#### [What to do]
Give back the whole listing exactly as shown.
|---|
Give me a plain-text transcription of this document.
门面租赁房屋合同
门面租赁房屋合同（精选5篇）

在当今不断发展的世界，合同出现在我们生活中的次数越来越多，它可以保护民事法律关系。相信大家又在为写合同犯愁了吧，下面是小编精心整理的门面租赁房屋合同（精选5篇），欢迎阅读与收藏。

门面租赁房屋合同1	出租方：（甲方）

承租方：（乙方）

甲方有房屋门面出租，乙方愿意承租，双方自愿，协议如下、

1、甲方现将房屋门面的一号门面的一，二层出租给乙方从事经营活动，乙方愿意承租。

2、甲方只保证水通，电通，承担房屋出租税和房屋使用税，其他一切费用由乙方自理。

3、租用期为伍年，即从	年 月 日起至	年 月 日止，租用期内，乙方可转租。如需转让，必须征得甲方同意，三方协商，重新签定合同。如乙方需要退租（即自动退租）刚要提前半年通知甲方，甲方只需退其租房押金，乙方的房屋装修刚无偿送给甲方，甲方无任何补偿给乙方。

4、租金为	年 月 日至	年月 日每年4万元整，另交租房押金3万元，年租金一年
|---|
#### [Solution to this task]
Give me a plain-text transcription of this document.
门面租赁房屋合同
门面租赁房屋合同（精选5篇）

在当今不断发展的世界，合同出现在我们生活中的次数越来越多，它可以保护民事法律关系。相信大家又在为写合同犯愁了吧，下面是小编精心整理的门面租赁房屋合同（精选5篇），欢迎阅读与收藏。

门面租赁房屋合同1	出租方：（甲方）

承租方：（乙方）

甲方有房屋门面出租，乙方愿意承租，双方自愿，协议如下、

1、甲方现将房屋门面的一号门面的一，二层出租给乙方从事经营活动，乙方愿意承租。

2、甲方只保证水通，电通，承担房屋出租税和房屋使用税，其他一切费用由乙方自理。

3、租用期为伍年，即从	年 月 日起至	年 月 日止，租用期内，乙方可转租。如需转让，必须征得甲方同意，三方协商，重新签定合同。如乙方需要退租（即自动退租）刚要提前半年通知甲方，甲方只需退其租房押金，乙方的房屋装修刚无偿送给甲方，甲方无任何补偿给乙方。

4、租金为	年 月 日至	年月 日每年4万元整，另交租房押金3万元，年租金一年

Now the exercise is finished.